[Dataset excerpt]
*-*-*
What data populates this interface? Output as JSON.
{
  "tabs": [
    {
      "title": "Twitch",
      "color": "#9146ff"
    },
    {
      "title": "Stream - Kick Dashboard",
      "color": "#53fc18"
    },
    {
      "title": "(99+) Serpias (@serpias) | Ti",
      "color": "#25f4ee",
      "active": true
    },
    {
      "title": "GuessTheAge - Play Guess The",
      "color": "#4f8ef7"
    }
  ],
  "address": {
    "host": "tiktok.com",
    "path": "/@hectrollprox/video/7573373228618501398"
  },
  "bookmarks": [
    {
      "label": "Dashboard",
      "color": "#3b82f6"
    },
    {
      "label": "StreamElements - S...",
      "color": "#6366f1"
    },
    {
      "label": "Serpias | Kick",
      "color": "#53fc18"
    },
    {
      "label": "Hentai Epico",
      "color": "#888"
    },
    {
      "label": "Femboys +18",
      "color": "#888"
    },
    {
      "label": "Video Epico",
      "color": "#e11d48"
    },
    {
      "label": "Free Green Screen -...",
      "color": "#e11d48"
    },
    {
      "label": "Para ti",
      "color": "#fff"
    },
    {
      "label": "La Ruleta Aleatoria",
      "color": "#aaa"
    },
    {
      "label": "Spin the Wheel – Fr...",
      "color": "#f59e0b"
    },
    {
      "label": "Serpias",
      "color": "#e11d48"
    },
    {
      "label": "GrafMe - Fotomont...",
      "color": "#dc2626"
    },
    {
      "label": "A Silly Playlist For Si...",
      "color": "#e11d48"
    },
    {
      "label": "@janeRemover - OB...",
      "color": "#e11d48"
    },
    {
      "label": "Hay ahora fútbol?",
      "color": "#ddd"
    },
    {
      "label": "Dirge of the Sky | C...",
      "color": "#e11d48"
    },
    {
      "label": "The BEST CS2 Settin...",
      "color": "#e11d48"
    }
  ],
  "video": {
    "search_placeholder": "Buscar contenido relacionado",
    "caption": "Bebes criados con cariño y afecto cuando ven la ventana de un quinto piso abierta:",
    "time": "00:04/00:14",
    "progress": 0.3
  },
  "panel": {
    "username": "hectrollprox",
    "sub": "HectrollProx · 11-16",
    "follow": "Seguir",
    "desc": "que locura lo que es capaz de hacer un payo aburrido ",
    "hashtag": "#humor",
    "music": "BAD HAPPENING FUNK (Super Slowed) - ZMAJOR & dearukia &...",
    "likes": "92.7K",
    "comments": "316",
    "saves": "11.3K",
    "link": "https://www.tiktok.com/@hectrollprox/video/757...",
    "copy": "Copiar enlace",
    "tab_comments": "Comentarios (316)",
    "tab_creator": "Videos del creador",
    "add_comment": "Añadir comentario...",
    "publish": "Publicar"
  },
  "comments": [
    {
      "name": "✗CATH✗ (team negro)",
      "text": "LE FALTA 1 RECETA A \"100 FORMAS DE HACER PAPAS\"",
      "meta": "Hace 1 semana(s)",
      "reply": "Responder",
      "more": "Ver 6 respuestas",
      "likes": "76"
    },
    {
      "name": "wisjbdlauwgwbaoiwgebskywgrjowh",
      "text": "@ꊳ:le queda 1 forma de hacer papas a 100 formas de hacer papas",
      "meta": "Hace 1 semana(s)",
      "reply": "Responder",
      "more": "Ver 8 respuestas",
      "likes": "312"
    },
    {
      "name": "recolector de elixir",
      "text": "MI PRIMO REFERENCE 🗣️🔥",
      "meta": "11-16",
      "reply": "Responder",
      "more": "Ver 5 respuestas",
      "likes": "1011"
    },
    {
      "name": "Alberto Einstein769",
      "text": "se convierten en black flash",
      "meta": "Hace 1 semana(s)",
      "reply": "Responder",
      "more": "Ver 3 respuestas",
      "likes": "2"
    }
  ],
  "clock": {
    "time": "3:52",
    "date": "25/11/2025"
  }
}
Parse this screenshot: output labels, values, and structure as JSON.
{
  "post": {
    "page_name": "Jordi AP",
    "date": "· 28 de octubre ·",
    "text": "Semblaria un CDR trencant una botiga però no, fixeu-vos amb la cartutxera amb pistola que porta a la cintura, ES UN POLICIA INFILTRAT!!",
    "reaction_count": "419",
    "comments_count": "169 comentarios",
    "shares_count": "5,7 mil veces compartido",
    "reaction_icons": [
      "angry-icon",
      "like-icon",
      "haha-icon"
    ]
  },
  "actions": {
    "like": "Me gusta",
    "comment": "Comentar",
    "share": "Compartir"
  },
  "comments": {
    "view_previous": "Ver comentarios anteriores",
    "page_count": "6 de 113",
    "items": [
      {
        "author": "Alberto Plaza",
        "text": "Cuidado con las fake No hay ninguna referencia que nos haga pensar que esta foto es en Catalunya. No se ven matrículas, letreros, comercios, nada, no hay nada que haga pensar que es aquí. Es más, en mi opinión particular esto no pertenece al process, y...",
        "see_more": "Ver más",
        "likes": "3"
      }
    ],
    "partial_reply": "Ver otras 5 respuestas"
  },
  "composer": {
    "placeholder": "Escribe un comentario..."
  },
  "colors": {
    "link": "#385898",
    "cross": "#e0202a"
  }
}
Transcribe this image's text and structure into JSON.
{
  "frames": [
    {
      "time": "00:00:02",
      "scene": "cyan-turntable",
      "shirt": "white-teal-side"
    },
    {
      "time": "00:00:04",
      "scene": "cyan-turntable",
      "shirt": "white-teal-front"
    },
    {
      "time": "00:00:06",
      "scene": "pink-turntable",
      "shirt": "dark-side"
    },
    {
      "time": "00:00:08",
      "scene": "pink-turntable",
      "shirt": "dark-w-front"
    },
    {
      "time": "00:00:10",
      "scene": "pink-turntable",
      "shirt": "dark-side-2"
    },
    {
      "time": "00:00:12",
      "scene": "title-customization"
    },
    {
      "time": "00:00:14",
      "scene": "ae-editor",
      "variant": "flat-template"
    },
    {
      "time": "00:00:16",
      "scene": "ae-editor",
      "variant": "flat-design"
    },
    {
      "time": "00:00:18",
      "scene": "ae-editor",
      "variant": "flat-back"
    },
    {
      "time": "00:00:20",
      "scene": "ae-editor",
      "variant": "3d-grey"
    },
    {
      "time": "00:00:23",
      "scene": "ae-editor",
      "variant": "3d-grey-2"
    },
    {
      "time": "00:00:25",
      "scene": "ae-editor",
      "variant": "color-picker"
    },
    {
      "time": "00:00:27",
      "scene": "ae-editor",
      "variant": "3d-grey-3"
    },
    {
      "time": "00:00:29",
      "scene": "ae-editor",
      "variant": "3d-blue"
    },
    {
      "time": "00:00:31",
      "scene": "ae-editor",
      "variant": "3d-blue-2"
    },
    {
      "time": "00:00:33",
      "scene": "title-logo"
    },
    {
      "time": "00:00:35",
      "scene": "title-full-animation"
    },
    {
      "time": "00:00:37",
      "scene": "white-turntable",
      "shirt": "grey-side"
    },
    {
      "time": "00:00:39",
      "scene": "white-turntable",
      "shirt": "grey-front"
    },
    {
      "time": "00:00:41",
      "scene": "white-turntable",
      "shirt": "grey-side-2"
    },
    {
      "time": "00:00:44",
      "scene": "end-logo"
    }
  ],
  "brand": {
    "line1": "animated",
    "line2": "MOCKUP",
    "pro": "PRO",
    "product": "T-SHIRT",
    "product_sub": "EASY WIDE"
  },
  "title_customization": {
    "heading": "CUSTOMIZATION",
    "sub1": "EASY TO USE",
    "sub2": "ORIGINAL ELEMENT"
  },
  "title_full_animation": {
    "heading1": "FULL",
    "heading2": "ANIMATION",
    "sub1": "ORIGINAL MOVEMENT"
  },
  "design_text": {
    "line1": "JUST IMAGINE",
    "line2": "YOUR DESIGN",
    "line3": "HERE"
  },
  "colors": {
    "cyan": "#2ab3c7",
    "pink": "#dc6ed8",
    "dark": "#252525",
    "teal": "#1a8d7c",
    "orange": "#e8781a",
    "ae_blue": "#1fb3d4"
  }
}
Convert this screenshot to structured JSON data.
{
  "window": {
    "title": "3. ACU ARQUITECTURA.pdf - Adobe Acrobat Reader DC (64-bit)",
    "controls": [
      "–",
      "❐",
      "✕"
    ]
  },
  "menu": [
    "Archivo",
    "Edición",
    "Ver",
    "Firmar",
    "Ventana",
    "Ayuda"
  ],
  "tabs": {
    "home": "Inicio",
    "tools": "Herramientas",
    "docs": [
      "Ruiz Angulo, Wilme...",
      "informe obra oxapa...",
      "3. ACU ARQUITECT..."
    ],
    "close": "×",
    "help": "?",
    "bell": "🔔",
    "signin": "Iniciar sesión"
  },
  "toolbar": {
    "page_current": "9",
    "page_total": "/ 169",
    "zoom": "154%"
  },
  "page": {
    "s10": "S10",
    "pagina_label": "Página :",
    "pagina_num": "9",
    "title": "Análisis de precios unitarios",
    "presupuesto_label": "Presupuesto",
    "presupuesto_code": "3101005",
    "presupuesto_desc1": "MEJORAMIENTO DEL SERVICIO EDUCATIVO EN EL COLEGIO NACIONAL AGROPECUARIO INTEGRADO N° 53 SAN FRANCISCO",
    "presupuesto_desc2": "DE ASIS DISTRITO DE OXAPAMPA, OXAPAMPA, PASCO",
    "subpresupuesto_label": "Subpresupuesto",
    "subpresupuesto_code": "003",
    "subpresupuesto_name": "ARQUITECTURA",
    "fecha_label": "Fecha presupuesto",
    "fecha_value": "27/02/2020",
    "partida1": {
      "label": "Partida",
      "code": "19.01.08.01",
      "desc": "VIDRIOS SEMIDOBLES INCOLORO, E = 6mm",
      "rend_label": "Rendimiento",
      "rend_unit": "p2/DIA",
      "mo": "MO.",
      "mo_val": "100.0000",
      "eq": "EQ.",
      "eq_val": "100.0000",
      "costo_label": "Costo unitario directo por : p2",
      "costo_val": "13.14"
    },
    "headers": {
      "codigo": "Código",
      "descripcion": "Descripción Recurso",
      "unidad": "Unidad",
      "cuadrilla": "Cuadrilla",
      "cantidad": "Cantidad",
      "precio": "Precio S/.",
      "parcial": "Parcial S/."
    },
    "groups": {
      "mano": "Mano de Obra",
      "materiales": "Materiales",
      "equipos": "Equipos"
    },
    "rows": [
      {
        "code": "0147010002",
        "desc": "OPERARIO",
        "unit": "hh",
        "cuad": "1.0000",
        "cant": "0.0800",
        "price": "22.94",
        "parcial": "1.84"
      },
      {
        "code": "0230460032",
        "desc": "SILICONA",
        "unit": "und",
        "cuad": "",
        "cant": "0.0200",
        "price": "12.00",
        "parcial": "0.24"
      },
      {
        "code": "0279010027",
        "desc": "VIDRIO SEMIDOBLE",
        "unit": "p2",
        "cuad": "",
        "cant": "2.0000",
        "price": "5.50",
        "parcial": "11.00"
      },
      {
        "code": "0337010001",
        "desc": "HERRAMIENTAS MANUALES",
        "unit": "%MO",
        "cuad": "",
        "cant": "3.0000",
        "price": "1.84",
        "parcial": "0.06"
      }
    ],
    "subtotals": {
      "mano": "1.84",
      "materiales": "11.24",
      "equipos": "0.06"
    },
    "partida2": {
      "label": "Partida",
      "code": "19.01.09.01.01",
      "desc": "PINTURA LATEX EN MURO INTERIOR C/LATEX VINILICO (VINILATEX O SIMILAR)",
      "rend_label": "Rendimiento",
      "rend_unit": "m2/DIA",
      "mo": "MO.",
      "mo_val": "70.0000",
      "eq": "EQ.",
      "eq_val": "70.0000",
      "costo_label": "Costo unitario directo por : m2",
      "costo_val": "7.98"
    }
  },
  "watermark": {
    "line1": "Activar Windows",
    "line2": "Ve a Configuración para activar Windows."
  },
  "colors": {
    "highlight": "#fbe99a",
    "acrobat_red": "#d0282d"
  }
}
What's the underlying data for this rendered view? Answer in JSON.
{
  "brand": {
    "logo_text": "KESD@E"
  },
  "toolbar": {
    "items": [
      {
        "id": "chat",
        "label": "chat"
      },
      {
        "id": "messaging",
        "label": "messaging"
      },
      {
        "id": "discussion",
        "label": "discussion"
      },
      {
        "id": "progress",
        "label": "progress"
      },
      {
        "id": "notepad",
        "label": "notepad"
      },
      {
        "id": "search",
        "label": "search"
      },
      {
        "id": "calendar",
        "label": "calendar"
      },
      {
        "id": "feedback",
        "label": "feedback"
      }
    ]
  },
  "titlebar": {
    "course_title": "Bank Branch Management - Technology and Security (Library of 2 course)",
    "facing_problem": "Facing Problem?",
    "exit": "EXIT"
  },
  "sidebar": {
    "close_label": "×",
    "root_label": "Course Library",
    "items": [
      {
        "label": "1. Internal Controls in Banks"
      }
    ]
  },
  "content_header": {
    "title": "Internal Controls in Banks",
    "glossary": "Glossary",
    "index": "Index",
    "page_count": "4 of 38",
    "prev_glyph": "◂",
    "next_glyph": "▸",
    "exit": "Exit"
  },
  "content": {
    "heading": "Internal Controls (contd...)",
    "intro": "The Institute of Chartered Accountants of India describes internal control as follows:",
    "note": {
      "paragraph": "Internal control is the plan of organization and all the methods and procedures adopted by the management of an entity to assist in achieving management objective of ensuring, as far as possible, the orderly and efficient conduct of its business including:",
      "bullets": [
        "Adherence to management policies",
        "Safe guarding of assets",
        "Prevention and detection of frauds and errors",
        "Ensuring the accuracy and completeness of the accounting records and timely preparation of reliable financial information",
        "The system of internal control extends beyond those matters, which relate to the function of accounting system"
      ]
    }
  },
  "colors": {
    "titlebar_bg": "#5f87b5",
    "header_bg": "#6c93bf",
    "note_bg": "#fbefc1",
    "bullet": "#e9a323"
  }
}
*-*-*
**DESCRIPTION OF THE TASK**: Pick out every line holding the string "What" and return it.

**TASK RESULT**:
What data populates this interface? Output as JSON.
What's the underlying data for this rendered view? Answer in JSON.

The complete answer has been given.